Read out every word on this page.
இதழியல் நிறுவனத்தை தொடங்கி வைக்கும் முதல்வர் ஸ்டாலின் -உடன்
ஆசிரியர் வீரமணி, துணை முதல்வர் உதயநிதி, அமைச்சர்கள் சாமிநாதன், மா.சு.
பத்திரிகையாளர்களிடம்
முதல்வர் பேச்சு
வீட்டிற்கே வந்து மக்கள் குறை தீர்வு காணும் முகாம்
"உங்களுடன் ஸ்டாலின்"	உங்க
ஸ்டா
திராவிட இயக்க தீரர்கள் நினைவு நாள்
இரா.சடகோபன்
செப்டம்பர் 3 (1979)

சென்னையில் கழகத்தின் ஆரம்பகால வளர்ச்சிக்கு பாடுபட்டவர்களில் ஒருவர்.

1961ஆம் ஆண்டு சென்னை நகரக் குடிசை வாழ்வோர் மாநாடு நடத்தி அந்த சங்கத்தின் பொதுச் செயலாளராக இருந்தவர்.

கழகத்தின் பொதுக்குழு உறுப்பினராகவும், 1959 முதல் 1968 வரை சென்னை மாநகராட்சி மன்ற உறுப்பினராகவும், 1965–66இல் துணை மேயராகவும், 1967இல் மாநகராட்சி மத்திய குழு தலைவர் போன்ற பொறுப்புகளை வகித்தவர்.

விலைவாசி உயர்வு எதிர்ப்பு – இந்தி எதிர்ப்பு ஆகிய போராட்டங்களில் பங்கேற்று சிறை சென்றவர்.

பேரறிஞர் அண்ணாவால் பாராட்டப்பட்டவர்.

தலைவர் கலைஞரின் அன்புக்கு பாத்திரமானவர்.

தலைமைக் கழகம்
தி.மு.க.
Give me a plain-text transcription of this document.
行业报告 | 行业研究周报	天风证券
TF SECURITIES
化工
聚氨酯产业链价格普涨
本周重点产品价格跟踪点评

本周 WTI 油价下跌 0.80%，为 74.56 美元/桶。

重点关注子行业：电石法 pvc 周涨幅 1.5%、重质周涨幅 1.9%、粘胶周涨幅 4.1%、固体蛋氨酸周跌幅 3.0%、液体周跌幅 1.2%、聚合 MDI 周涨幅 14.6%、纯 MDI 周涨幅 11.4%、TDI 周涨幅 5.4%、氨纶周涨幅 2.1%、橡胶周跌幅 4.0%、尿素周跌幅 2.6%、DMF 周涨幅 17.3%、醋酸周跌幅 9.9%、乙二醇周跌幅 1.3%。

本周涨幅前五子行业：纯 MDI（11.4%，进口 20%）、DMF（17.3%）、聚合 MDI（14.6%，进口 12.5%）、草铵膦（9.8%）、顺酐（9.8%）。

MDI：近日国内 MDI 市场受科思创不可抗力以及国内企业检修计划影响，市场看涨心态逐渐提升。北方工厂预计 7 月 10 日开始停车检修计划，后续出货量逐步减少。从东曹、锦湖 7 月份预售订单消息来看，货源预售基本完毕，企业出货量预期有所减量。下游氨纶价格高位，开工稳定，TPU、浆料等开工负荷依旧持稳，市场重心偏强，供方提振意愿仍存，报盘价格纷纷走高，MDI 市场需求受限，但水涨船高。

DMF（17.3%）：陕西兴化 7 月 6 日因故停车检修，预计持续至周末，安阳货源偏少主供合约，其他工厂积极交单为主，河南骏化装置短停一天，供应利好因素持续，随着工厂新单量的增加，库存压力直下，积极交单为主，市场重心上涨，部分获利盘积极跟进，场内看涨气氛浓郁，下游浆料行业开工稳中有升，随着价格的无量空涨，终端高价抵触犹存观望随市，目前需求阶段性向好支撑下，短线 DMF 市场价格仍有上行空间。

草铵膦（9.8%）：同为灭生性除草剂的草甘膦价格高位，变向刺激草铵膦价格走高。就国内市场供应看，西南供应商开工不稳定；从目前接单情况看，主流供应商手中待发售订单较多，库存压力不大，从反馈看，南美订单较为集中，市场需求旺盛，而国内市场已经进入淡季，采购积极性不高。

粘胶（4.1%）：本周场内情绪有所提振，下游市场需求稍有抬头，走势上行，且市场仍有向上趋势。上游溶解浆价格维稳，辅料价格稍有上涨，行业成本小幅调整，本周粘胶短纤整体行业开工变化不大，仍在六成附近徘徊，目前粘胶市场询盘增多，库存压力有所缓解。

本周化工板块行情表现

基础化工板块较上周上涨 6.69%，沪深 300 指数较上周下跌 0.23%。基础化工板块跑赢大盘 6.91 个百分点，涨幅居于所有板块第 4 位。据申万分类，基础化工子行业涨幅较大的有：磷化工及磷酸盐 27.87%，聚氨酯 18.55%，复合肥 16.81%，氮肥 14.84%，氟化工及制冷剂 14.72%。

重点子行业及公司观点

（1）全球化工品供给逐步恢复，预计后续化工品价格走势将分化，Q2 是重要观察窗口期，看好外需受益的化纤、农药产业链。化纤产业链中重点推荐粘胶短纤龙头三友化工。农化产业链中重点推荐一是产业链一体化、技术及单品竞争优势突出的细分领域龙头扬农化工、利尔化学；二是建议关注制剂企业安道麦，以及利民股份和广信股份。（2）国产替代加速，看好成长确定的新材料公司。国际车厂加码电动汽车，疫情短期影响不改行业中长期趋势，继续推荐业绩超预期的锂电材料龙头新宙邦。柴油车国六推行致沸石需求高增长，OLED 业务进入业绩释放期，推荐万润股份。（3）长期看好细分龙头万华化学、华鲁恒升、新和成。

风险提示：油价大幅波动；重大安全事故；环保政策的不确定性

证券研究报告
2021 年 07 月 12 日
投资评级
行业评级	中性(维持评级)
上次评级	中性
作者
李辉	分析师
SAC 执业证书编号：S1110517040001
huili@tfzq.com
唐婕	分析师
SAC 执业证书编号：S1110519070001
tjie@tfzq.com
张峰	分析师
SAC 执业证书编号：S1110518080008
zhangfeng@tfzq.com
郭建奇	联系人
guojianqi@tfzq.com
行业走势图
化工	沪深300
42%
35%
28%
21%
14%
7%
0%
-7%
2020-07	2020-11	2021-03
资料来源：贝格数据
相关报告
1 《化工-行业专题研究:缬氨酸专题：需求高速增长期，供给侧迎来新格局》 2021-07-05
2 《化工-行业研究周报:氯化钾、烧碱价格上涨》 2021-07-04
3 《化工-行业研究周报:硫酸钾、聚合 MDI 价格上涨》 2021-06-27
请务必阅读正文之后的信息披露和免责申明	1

───

> **What is needed**
Scan the listing above and identify each line holding the string "tfzq"; copy every such line.

> **Answer to the problem**
huili@tfzq.com
tjie@tfzq.com
zhangfeng@tfzq.com
guojianqi@tfzq.com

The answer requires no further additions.